▸ **Short exercise**
Check each line of the data below for the word "boarding", then extract the ones that have it.

▸ **Records supplied**
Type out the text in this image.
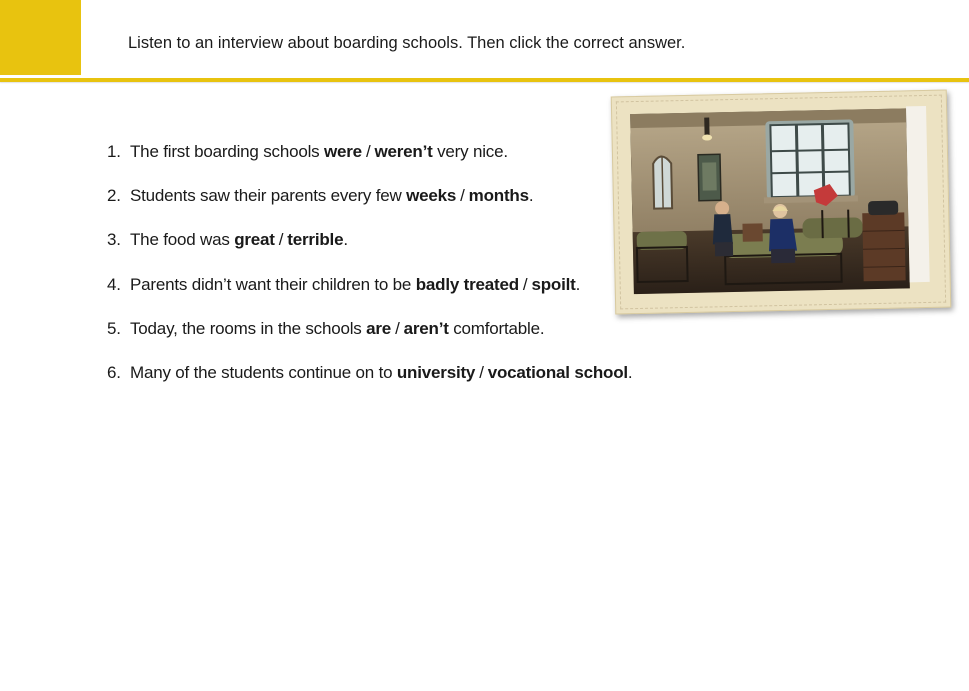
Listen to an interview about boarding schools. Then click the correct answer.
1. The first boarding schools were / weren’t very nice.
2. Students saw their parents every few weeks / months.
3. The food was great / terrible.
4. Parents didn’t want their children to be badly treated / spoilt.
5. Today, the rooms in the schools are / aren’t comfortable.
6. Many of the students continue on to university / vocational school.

▸ **Reply to the task**
Listen to an interview about boarding schools. Then click the correct answer.
1. The first boarding schools were / weren’t very nice.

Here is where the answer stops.